- [SUPPLIED INFORMATION]:
★ ★ ★

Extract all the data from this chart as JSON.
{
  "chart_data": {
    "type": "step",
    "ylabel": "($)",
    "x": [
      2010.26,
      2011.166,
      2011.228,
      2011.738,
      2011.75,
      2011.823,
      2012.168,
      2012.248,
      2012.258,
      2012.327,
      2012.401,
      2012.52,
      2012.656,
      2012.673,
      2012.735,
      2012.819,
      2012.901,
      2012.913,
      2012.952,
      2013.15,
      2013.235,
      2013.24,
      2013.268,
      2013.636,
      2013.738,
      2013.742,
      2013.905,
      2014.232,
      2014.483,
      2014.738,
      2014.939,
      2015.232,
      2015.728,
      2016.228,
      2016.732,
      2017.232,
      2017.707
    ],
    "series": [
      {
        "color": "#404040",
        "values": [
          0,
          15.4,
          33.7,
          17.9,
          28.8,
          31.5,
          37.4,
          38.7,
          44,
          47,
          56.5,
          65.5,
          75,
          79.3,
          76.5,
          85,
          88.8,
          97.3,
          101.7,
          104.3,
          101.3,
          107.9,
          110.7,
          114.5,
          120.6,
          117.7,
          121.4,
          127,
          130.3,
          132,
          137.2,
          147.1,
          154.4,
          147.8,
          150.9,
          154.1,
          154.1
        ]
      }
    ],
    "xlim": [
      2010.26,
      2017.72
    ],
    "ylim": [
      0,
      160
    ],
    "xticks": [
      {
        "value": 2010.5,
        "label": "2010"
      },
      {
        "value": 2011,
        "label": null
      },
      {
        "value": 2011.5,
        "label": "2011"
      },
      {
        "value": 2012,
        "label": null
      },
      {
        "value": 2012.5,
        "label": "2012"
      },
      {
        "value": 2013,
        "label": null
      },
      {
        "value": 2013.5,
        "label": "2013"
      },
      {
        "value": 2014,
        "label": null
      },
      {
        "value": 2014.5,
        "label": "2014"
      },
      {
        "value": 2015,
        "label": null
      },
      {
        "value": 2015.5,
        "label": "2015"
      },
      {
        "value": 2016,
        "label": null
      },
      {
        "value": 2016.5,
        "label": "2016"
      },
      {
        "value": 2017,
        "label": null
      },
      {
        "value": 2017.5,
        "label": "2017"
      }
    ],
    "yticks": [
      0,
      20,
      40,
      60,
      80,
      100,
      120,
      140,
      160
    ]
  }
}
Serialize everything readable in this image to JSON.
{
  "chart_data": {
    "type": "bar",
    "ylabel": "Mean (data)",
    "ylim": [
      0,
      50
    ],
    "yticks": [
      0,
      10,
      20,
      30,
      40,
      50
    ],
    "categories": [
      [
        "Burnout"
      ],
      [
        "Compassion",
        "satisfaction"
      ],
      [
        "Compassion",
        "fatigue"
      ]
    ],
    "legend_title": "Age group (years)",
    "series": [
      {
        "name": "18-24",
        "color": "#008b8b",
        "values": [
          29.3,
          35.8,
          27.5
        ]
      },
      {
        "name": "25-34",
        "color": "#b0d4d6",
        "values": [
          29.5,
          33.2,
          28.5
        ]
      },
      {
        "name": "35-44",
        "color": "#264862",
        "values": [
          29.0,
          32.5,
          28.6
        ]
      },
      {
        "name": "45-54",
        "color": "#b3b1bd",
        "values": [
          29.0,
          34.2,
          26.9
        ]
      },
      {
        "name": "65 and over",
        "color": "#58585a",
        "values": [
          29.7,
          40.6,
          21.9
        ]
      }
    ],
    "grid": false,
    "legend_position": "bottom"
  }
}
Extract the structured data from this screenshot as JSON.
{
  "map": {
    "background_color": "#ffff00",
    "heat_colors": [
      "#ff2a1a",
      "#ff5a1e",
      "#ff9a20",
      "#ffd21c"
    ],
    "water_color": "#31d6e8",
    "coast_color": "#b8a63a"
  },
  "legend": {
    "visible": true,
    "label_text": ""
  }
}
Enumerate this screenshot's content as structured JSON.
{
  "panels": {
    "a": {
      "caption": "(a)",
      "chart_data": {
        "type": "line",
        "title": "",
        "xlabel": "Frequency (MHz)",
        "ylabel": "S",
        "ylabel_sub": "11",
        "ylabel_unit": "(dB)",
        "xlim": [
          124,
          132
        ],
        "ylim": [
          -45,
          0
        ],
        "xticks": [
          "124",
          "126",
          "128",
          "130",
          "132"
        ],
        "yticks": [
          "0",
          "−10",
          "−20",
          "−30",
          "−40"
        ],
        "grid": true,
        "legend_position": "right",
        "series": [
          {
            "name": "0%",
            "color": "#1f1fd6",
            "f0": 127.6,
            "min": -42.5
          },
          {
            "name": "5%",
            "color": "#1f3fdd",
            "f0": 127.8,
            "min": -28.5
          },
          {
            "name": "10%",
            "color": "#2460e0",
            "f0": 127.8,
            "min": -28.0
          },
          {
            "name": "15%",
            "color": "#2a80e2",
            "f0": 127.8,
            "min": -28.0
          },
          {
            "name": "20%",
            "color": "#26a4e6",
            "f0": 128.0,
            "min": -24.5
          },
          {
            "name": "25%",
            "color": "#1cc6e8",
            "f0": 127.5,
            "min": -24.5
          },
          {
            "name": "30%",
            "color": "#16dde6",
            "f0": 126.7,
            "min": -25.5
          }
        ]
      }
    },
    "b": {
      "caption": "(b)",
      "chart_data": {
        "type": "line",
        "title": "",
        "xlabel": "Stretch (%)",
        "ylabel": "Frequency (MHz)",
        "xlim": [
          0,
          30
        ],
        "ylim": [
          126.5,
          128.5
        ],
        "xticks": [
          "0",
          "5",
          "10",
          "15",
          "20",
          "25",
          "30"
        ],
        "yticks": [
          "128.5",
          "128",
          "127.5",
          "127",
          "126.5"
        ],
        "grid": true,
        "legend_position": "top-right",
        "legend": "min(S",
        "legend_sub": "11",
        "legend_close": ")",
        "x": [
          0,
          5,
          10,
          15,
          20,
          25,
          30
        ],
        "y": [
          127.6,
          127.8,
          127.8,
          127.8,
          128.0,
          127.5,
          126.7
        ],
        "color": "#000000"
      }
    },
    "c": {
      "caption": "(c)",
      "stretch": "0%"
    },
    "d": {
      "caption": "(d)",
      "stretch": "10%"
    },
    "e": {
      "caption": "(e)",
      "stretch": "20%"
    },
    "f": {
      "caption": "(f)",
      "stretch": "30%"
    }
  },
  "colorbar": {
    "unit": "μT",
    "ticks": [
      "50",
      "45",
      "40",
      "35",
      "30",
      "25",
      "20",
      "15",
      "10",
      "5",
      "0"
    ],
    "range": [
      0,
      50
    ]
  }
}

★ ★ ★

- [WHAT TO DO]: Only a number is wanted: how many lines contain the word "JSON"?

- [RESPONSE]: 4